RECORDS SUPPLIED:
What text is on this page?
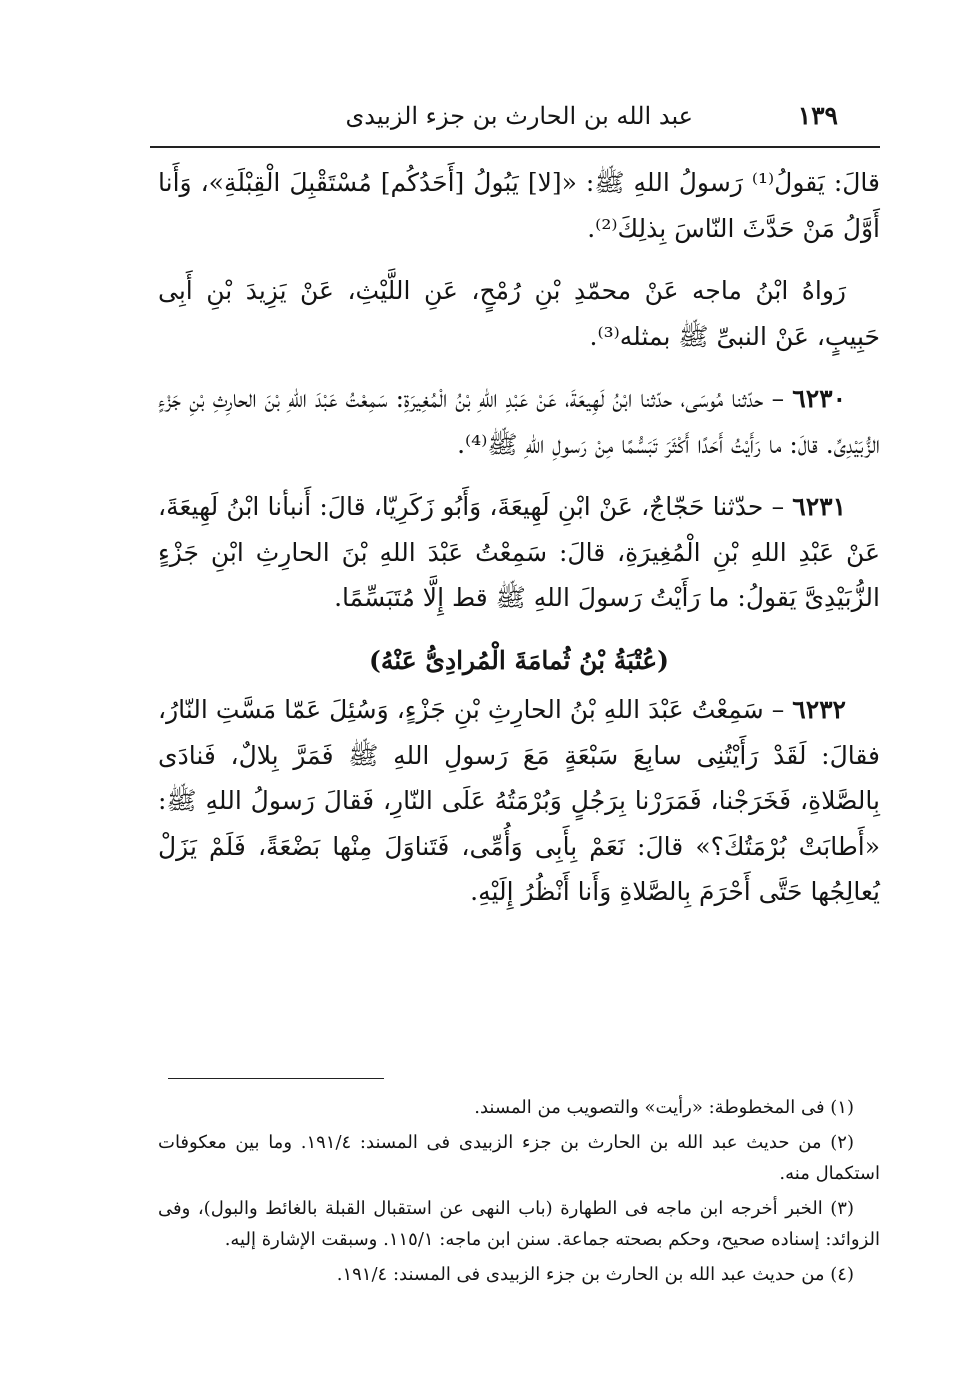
١٣٩
عبد الله بن الحارث بن جزء الزبيدى

قالَ: يَقولُ⁽¹⁾ رَسولُ اللهِ ﷺ: «[لا] يَبُولُ [أَحَدُكُم] مُسْتَقْبِلَ الْقِبْلَةِ»، وَأَنا أَوَّلُ مَنْ حَدَّثَ النّاسَ بِذلِكَ⁽²⁾.

رَواهُ ابْنُ ماجه عَنْ محمّدِ بْنِ رُمْحٍ، عَنِ اللَّيْثِ، عَنْ يَزِيدَ بْنِ أَبِى حَبِيبٍ، عَنْ النبىِّ ﷺ بمثله⁽³⁾.

٦٢٣٠ – حدّثنا مُوسَى، حدّثنا ابْنُ لَهِيعَةَ، عَنْ عَبْدِ اللهِ بْنُ الْمُغِيرَةِ: سَمِعْتُ عَبْدَ اللهِ بْنَ الحارِثِ بْنِ جَزْءٍ الزُّبَيْدِىِّ. قالَ: ما رَأَيْتُ أَحَدًا أَكْثَرَ تَبَسُّمًا مِنْ رَسولِ اللهِ ﷺ⁽⁴⁾.

٦٢٣١ – حدّثنا حَجّاجٌ، عَنْ ابْنِ لَهِيعَةَ، وَأَبُو زَكَرِيّا، قالَ: أَنبأنا ابْنُ لَهِيعَةَ، عَنْ عَبْدِ اللهِ بْنِ الْمُغِيرَةِ، قالَ: سَمِعْتُ عَبْدَ اللهِ بْنَ الحارِثِ ابْنِ جَزْءٍ الزُّبَيْدِىَّ يَقولُ: ما رَأَيْتُ رَسولَ اللهِ ﷺ قط إِلَّا مُتَبَسِّمًا.

(عُتْبَةُ بْنُ ثُمامَةَ الْمُرادِىُّ عَنْهُ)

٦٢٣٢ – سَمِعْتُ عَبْدَ اللهِ بْنُ الحارِثِ بْنِ جَزْءٍ، وَسُئِلَ عَمّا مَسَّتِ النّارُ، فقالَ: لَقَدْ رَأَيْتُنِى سابِعَ سَبْعَةٍ مَعَ رَسولِ اللهِ ﷺ فَمَرَّ بِلالٌ، فَنادَى بِالصَّلاةِ، فَخَرَجْنا، فَمَرَرْنا بِرَجُلٍ وَبُرْمَتُهُ عَلَى النّارِ، فَقالَ رَسولُ اللهِ ﷺ: «أَطابَتْ بُرْمَتُكَ؟» قالَ: نَعَمْ بِأَبِى وَأُمِّى، فَتَناوَلَ مِنْها بَضْعَةً، فَلَمْ يَزَلْ يُعالِجُها حَتَّى أَحْرَمَ بِالصَّلاةِ وَأَنا أَنْظُرُ إِلَيْهِ.

(١) فى المخطوطة: «رأيت» والتصويب من المسند.

(٢) من حديث عبد الله بن الحارث بن جزء الزبيدى فى المسند: ١٩١/٤. وما بين معكوفات استكمال منه.

(٣) الخبر أخرجه ابن ماجه فى الطهارة (باب النهى عن استقبال القبلة بالغائط والبول)، وفى الزوائد: إسناده صحيح، وحكم بصحته جماعة. سنن ابن ماجه: ١١٥/١. وسبقت الإشارة إليه.

(٤) من حديث عبد الله بن الحارث بن جزء الزبيدى فى المسند: ١٩١/٤.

WORK TO COMPLETE:
Set down every entry word for word, but omit the pictures.

ANSWER TO THE EXERCISE:
What text is on this page?
١٣٩
عبد الله بن الحارث بن جزء الزبيدى

قالَ: يَقولُ⁽¹⁾ رَسولُ اللهِ ﷺ: «[لا] يَبُولُ [أَحَدُكُم] مُسْتَقْبِلَ الْقِبْلَةِ»، وَأَنا أَوَّلُ مَنْ حَدَّثَ النّاسَ بِذلِكَ⁽²⁾.

رَواهُ ابْنُ ماجه عَنْ محمّدِ بْنِ رُمْحٍ، عَنِ اللَّيْثِ، عَنْ يَزِيدَ بْنِ أَبِى حَبِيبٍ، عَنْ النبىِّ ﷺ بمثله⁽³⁾.

٦٢٣٠ – حدّثنا مُوسَى، حدّثنا ابْنُ لَهِيعَةَ، عَنْ عَبْدِ اللهِ بْنُ الْمُغِيرَةِ: سَمِعْتُ عَبْدَ اللهِ بْنَ الحارِثِ بْنِ جَزْءٍ الزُّبَيْدِىِّ. قالَ: ما رَأَيْتُ أَحَدًا أَكْثَرَ تَبَسُّمًا مِنْ رَسولِ اللهِ ﷺ⁽⁴⁾.

٦٢٣١ – حدّثنا حَجّاجٌ، عَنْ ابْنِ لَهِيعَةَ، وَأَبُو زَكَرِيّا، قالَ: أَنبأنا ابْنُ لَهِيعَةَ، عَنْ عَبْدِ اللهِ بْنِ الْمُغِيرَةِ، قالَ: سَمِعْتُ عَبْدَ اللهِ بْنَ الحارِثِ ابْنِ جَزْءٍ الزُّبَيْدِىَّ يَقولُ: ما رَأَيْتُ رَسولَ اللهِ ﷺ قط إِلَّا مُتَبَسِّمًا.

(عُتْبَةُ بْنُ ثُمامَةَ الْمُرادِىُّ عَنْهُ)

٦٢٣٢ – سَمِعْتُ عَبْدَ اللهِ بْنُ الحارِثِ بْنِ جَزْءٍ، وَسُئِلَ عَمّا مَسَّتِ النّارُ، فقالَ: لَقَدْ رَأَيْتُنِى سابِعَ سَبْعَةٍ مَعَ رَسولِ اللهِ ﷺ فَمَرَّ بِلالٌ، فَنادَى بِالصَّلاةِ، فَخَرَجْنا، فَمَرَرْنا بِرَجُلٍ وَبُرْمَتُهُ عَلَى النّارِ، فَقالَ رَسولُ اللهِ ﷺ: «أَطابَتْ بُرْمَتُكَ؟» قالَ: نَعَمْ بِأَبِى وَأُمِّى، فَتَناوَلَ مِنْها بَضْعَةً، فَلَمْ يَزَلْ يُعالِجُها حَتَّى أَحْرَمَ بِالصَّلاةِ وَأَنا أَنْظُرُ إِلَيْهِ.

(١) فى المخطوطة: «رأيت» والتصويب من المسند.

(٢) من حديث عبد الله بن الحارث بن جزء الزبيدى فى المسند: ١٩١/٤. وما بين معكوفات استكمال منه.

(٣) الخبر أخرجه ابن ماجه فى الطهارة (باب النهى عن استقبال القبلة بالغائط والبول)، وفى الزوائد: إسناده صحيح، وحكم بصحته جماعة. سنن ابن ماجه: ١١٥/١. وسبقت الإشارة إليه.

(٤) من حديث عبد الله بن الحارث بن جزء الزبيدى فى المسند: ١٩١/٤.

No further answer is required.